• WRITTEN PROBLEM:
Your task is to print the material below exactly as presented.

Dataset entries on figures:
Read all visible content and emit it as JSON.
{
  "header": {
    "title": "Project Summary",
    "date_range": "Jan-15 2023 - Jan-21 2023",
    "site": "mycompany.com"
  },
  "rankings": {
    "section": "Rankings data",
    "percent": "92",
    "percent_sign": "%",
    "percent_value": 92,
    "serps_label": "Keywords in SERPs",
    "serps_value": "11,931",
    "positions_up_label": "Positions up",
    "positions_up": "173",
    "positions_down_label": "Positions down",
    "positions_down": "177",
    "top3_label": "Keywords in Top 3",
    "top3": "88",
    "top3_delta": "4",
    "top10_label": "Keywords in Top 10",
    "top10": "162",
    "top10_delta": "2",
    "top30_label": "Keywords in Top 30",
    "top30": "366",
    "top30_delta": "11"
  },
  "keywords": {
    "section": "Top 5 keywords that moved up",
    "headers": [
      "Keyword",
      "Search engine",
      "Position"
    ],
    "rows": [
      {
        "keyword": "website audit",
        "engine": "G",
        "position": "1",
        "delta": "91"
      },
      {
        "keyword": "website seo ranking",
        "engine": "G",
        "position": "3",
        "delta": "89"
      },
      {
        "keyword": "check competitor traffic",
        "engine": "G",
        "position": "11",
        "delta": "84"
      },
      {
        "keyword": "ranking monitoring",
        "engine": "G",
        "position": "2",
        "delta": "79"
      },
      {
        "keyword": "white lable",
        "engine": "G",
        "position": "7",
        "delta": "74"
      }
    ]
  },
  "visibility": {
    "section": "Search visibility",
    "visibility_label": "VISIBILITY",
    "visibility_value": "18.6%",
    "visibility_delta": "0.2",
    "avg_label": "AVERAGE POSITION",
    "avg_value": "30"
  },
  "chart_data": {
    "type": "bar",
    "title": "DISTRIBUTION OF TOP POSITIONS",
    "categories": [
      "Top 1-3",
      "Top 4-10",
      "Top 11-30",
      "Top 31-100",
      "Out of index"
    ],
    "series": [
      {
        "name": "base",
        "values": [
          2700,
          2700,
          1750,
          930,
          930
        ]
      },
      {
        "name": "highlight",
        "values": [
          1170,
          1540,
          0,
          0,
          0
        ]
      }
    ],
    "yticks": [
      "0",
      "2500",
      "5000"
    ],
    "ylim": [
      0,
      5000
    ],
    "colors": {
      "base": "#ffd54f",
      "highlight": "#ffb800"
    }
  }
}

• COMPLETE RESPONSE:
Read all visible content and emit it as JSON.
{
  "header": {
    "title": "Project Summary",
    "date_range": "Jan-15 2023 - Jan-21 2023",
    "site": "mycompany.com"
  },
  "rankings": {
    "section": "Rankings data",
    "percent": "92",
    "percent_sign": "%",
    "percent_value": 92,
    "serps_label": "Keywords in SERPs",
    "serps_value": "11,931",
    "positions_up_label": "Positions up",
    "positions_up": "173",
    "positions_down_label": "Positions down",
    "positions_down": "177",
    "top3_label": "Keywords in Top 3",
    "top3": "88",
    "top3_delta": "4",
    "top10_label": "Keywords in Top 10",
    "top10": "162",
    "top10_delta": "2",
    "top30_label": "Keywords in Top 30",
    "top30": "366",
    "top30_delta": "11"
  },
  "keywords": {
    "section": "Top 5 keywords that moved up",
    "headers": [
      "Keyword",
      "Search engine",
      "Position"
    ],
    "rows": [
      {
        "keyword": "website audit",
        "engine": "G",
        "position": "1",
        "delta": "91"
      },
      {
        "keyword": "website seo ranking",
        "engine": "G",
        "position": "3",
        "delta": "89"
      },
      {
        "keyword": "check competitor traffic",
        "engine": "G",
        "position": "11",
        "delta": "84"
      },
      {
        "keyword": "ranking monitoring",
        "engine": "G",
        "position": "2",
        "delta": "79"
      },
      {
        "keyword": "white lable",
        "engine": "G",
        "position": "7",
        "delta": "74"
      }
    ]
  },
  "visibility": {
    "section": "Search visibility",
    "visibility_label": "VISIBILITY",
    "visibility_value": "18.6%",
    "visibility_delta": "0.2",
    "avg_label": "AVERAGE POSITION",
    "avg_value": "30"
  },
  "chart_data": {
    "type": "bar",
    "title": "DISTRIBUTION OF TOP POSITIONS",
    "categories": [
      "Top 1-3",
      "Top 4-10",
      "Top 11-30",
      "Top 31-100",
      "Out of index"
    ],
    "series": [
      {
        "name": "base",
        "values": [
          2700,
          2700,
          1750,
          930,
          930
        ]
      },
      {
        "name": "highlight",
        "values": [
          1170,
          1540,
          0,
          0,
          0
        ]
      }
    ],
    "yticks": [
      "0",
      "2500",
      "5000"
    ],
    "ylim": [
      0,
      5000
    ],
    "colors": {
      "base": "#ffd54f",
      "highlight": "#ffb800"
    }
  }
}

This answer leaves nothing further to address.